[Short task] Scan the listing below and copy every line holding "this".

-- start Material to process --

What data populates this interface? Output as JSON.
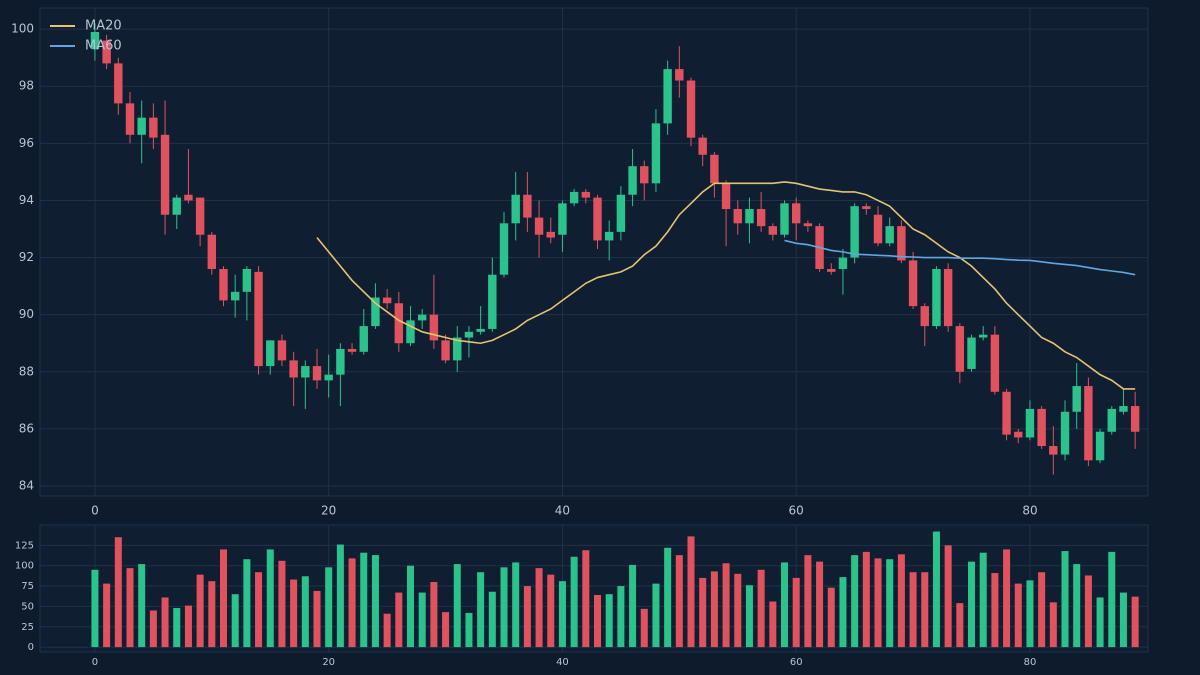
{
  "chart_data": {
    "type": "candlestick",
    "x": [
      0,
      1,
      2,
      3,
      4,
      5,
      6,
      7,
      8,
      9,
      10,
      11,
      12,
      13,
      14,
      15,
      16,
      17,
      18,
      19,
      20,
      21,
      22,
      23,
      24,
      25,
      26,
      27,
      28,
      29,
      30,
      31,
      32,
      33,
      34,
      35,
      36,
      37,
      38,
      39,
      40,
      41,
      42,
      43,
      44,
      45,
      46,
      47,
      48,
      49,
      50,
      51,
      52,
      53,
      54,
      55,
      56,
      57,
      58,
      59,
      60,
      61,
      62,
      63,
      64,
      65,
      66,
      67,
      68,
      69,
      70,
      71,
      72,
      73,
      74,
      75,
      76,
      77,
      78,
      79,
      80,
      81,
      82,
      83,
      84,
      85,
      86,
      87,
      88,
      89
    ],
    "open": [
      99.3,
      99.6,
      98.8,
      97.4,
      96.3,
      96.9,
      96.3,
      93.5,
      94.2,
      94.1,
      92.8,
      91.6,
      90.5,
      90.8,
      91.5,
      88.2,
      89.1,
      88.4,
      87.8,
      88.2,
      87.7,
      87.9,
      88.8,
      88.7,
      89.6,
      90.6,
      90.4,
      89.0,
      89.8,
      90.0,
      89.1,
      88.4,
      89.2,
      89.4,
      89.5,
      91.4,
      93.2,
      94.2,
      93.4,
      92.9,
      92.8,
      93.9,
      94.3,
      94.1,
      92.6,
      92.9,
      94.2,
      95.2,
      94.6,
      96.7,
      98.6,
      98.2,
      96.2,
      95.6,
      94.6,
      93.7,
      93.2,
      93.7,
      93.1,
      92.8,
      93.9,
      93.2,
      93.1,
      91.6,
      91.6,
      92.0,
      93.8,
      93.5,
      92.5,
      93.1,
      91.9,
      90.3,
      89.6,
      91.6,
      89.6,
      88.1,
      89.2,
      89.3,
      87.3,
      85.9,
      85.7,
      86.7,
      85.4,
      85.1,
      86.6,
      87.5,
      84.9,
      85.9,
      86.6,
      86.8
    ],
    "high": [
      100.2,
      99.8,
      99.0,
      97.8,
      97.5,
      97.4,
      97.5,
      94.2,
      95.8,
      94.1,
      92.9,
      91.7,
      91.4,
      91.7,
      91.7,
      89.1,
      89.3,
      88.7,
      88.4,
      88.8,
      88.6,
      89.0,
      89.0,
      90.2,
      91.1,
      90.9,
      90.8,
      90.3,
      90.2,
      91.4,
      89.3,
      89.6,
      89.6,
      90.3,
      92.0,
      93.6,
      95.0,
      95.0,
      94.0,
      93.4,
      94.0,
      94.4,
      94.4,
      94.2,
      93.3,
      94.5,
      95.8,
      95.4,
      97.2,
      98.9,
      99.4,
      98.3,
      96.3,
      95.7,
      94.7,
      94.0,
      94.1,
      94.3,
      93.2,
      94.0,
      94.1,
      93.3,
      93.2,
      91.8,
      92.3,
      93.9,
      93.9,
      93.8,
      93.4,
      93.3,
      92.2,
      90.4,
      91.7,
      91.8,
      89.7,
      89.3,
      89.6,
      89.6,
      87.4,
      86.0,
      87.0,
      86.8,
      86.1,
      87.0,
      88.3,
      87.8,
      86.0,
      86.8,
      87.4,
      87.3
    ],
    "low": [
      98.9,
      98.6,
      97.0,
      96.0,
      95.3,
      95.8,
      92.8,
      93.0,
      93.9,
      92.4,
      91.4,
      90.3,
      89.9,
      89.8,
      87.9,
      87.9,
      88.2,
      86.8,
      86.7,
      87.4,
      87.1,
      86.8,
      88.6,
      88.6,
      89.5,
      90.2,
      88.7,
      88.9,
      89.5,
      88.8,
      88.3,
      88.0,
      88.5,
      89.3,
      89.4,
      91.3,
      92.6,
      92.9,
      92.0,
      92.5,
      92.2,
      93.8,
      93.9,
      92.3,
      91.9,
      92.6,
      93.8,
      94.0,
      94.3,
      96.3,
      97.6,
      95.9,
      95.2,
      94.1,
      92.4,
      92.8,
      92.5,
      92.9,
      92.6,
      92.7,
      92.6,
      92.9,
      91.5,
      91.4,
      90.7,
      91.8,
      93.5,
      92.4,
      92.4,
      91.8,
      90.2,
      88.9,
      89.5,
      89.4,
      87.6,
      88.0,
      89.1,
      87.2,
      85.6,
      85.5,
      85.6,
      85.3,
      84.4,
      84.9,
      86.0,
      84.7,
      84.8,
      85.8,
      86.5,
      85.3
    ],
    "close": [
      99.9,
      98.8,
      97.4,
      96.3,
      96.9,
      96.2,
      93.5,
      94.1,
      94.0,
      92.8,
      91.6,
      90.5,
      90.8,
      91.6,
      88.2,
      89.1,
      88.4,
      87.8,
      88.2,
      87.7,
      87.9,
      88.8,
      88.7,
      89.6,
      90.6,
      90.4,
      89.0,
      89.8,
      90.0,
      89.1,
      88.4,
      89.2,
      89.4,
      89.5,
      91.4,
      93.2,
      94.2,
      93.4,
      92.8,
      92.7,
      93.9,
      94.3,
      94.1,
      92.6,
      92.9,
      94.2,
      95.2,
      94.6,
      96.7,
      98.6,
      98.2,
      96.2,
      95.6,
      94.6,
      93.7,
      93.2,
      93.7,
      93.1,
      92.8,
      93.9,
      93.2,
      93.1,
      91.6,
      91.5,
      92.0,
      93.8,
      93.7,
      92.5,
      93.1,
      91.9,
      90.3,
      89.6,
      91.6,
      89.6,
      88.0,
      89.2,
      89.3,
      87.3,
      85.8,
      85.7,
      86.7,
      85.4,
      85.1,
      86.6,
      87.5,
      84.9,
      85.9,
      86.7,
      86.8,
      85.9
    ],
    "volume": [
      95,
      78,
      135,
      97,
      102,
      45,
      61,
      48,
      51,
      89,
      81,
      120,
      65,
      108,
      92,
      120,
      106,
      83,
      87,
      69,
      98,
      126,
      109,
      116,
      113,
      41,
      67,
      100,
      67,
      80,
      43,
      102,
      42,
      92,
      68,
      98,
      104,
      75,
      97,
      89,
      81,
      111,
      119,
      64,
      65,
      75,
      101,
      47,
      78,
      122,
      113,
      136,
      85,
      93,
      103,
      90,
      76,
      95,
      56,
      104,
      85,
      113,
      105,
      73,
      86,
      113,
      117,
      109,
      108,
      114,
      92,
      92,
      142,
      125,
      54,
      105,
      116,
      91,
      120,
      78,
      82,
      92,
      55,
      118,
      102,
      88,
      61,
      117,
      67,
      62
    ],
    "up_color": "#2cc28b",
    "down_color": "#e0535e",
    "series": [
      {
        "name": "MA20",
        "color": "#e3c46f",
        "values": [
          null,
          null,
          null,
          null,
          null,
          null,
          null,
          null,
          null,
          null,
          null,
          null,
          null,
          null,
          null,
          null,
          null,
          null,
          null,
          92.7,
          92.2,
          91.7,
          91.2,
          90.8,
          90.4,
          90.1,
          89.8,
          89.6,
          89.4,
          89.3,
          89.2,
          89.1,
          89.05,
          89.0,
          89.1,
          89.3,
          89.5,
          89.8,
          90.0,
          90.2,
          90.5,
          90.8,
          91.1,
          91.3,
          91.4,
          91.5,
          91.7,
          92.1,
          92.4,
          92.9,
          93.5,
          93.9,
          94.3,
          94.6,
          94.6,
          94.6,
          94.6,
          94.6,
          94.6,
          94.65,
          94.6,
          94.5,
          94.4,
          94.35,
          94.3,
          94.3,
          94.2,
          94.0,
          93.8,
          93.4,
          93.0,
          92.8,
          92.5,
          92.2,
          92.0,
          91.7,
          91.3,
          90.9,
          90.4,
          90.0,
          89.6,
          89.2,
          89.0,
          88.7,
          88.5,
          88.2,
          87.9,
          87.7,
          87.4,
          87.4
        ]
      },
      {
        "name": "MA60",
        "color": "#5ea7e4",
        "values": [
          null,
          null,
          null,
          null,
          null,
          null,
          null,
          null,
          null,
          null,
          null,
          null,
          null,
          null,
          null,
          null,
          null,
          null,
          null,
          null,
          null,
          null,
          null,
          null,
          null,
          null,
          null,
          null,
          null,
          null,
          null,
          null,
          null,
          null,
          null,
          null,
          null,
          null,
          null,
          null,
          null,
          null,
          null,
          null,
          null,
          null,
          null,
          null,
          null,
          null,
          null,
          null,
          null,
          null,
          null,
          null,
          null,
          null,
          null,
          92.6,
          92.5,
          92.45,
          92.35,
          92.25,
          92.2,
          92.12,
          92.1,
          92.08,
          92.06,
          92.03,
          92.02,
          92.0,
          92.0,
          92.0,
          91.98,
          91.98,
          91.98,
          91.96,
          91.93,
          91.91,
          91.9,
          91.85,
          91.8,
          91.76,
          91.72,
          91.65,
          91.58,
          91.53,
          91.48,
          91.4
        ]
      }
    ],
    "xlim": [
      -4.7,
      90.1
    ],
    "xticks": [
      0,
      20,
      40,
      60,
      80
    ],
    "ylim": [
      83.65,
      100.74
    ],
    "yticks": [
      84,
      86,
      88,
      90,
      92,
      94,
      96,
      98,
      100
    ],
    "volume_ylim": [
      -6,
      150
    ],
    "volume_yticks": [
      0,
      25,
      50,
      75,
      100,
      125
    ],
    "grid": true,
    "legend": "upper left"
  }
}
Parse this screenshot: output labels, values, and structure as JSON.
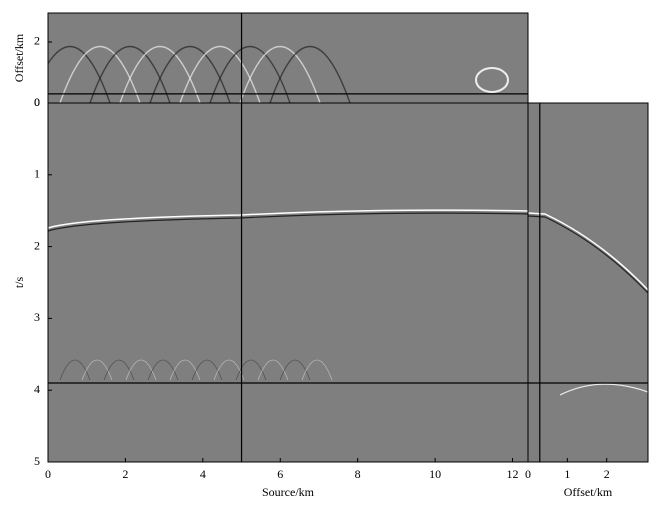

-- end Material to process --

[Final result]
What data populates this interface? Output as JSON.
Parse this screenshot: output labels, values, and structure as JSON.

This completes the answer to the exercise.